**What the task asks:** Filter the data below for the string "this" and copy each matching line.

**Data for the task:**
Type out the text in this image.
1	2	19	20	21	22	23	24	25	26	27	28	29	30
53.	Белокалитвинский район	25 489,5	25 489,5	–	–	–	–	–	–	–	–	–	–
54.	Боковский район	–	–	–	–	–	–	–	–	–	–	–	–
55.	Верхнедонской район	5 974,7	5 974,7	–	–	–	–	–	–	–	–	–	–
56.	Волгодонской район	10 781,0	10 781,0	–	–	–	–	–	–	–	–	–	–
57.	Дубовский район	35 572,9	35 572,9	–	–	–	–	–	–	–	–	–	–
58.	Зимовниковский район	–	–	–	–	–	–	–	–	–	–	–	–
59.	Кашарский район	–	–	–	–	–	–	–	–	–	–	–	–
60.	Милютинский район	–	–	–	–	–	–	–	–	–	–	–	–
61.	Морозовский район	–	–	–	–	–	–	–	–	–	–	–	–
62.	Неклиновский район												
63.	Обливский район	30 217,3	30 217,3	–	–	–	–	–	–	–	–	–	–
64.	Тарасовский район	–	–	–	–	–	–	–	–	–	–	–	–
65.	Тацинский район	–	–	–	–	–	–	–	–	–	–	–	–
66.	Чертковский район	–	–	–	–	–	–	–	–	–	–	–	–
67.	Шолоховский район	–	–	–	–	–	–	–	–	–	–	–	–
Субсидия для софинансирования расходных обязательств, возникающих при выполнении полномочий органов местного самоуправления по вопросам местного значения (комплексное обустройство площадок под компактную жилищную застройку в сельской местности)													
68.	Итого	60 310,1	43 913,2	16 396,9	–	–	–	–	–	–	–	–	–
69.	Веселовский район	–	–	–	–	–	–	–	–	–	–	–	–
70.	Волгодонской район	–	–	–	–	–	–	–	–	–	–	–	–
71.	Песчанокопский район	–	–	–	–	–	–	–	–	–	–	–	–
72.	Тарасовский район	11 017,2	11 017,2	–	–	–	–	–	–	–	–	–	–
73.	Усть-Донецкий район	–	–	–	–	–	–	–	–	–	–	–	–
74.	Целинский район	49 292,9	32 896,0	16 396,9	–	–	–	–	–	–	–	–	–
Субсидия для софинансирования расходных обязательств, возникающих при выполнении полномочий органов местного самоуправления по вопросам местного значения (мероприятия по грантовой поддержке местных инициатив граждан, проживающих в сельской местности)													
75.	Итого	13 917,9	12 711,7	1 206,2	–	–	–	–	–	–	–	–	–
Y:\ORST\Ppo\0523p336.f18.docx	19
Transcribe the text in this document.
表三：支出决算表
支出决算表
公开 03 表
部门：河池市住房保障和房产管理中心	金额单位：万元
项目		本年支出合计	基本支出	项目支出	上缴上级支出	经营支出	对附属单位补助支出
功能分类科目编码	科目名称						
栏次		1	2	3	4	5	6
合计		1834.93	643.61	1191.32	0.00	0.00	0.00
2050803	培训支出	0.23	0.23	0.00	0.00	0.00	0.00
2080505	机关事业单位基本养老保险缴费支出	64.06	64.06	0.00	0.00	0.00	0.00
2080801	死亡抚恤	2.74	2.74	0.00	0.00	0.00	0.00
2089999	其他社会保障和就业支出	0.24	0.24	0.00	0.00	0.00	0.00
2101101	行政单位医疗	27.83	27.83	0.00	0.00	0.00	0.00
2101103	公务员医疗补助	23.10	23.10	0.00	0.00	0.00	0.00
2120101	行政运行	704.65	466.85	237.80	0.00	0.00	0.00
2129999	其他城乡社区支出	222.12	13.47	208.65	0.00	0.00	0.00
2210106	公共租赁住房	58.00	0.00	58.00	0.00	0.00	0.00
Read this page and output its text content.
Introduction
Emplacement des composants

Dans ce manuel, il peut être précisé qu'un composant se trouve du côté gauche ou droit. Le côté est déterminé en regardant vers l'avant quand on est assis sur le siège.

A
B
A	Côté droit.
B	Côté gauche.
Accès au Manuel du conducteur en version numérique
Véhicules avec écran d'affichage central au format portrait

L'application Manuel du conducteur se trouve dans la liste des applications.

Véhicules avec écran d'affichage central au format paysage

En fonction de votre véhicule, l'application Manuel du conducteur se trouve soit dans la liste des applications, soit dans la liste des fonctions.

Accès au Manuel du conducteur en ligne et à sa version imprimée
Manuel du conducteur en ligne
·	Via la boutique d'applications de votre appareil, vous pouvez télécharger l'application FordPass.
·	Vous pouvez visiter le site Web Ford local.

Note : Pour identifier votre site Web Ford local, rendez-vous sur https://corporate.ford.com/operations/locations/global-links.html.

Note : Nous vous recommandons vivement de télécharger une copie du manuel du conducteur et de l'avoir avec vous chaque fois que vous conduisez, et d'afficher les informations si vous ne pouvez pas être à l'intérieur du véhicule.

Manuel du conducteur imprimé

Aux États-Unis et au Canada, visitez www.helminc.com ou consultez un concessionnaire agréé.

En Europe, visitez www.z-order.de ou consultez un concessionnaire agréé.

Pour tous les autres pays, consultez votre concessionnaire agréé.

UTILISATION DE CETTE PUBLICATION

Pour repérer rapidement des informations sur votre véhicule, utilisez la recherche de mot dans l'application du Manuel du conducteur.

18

**Exercise answer:**
Type out the text in this image.
Transcribe the text in this document.
Read this page and output its text content.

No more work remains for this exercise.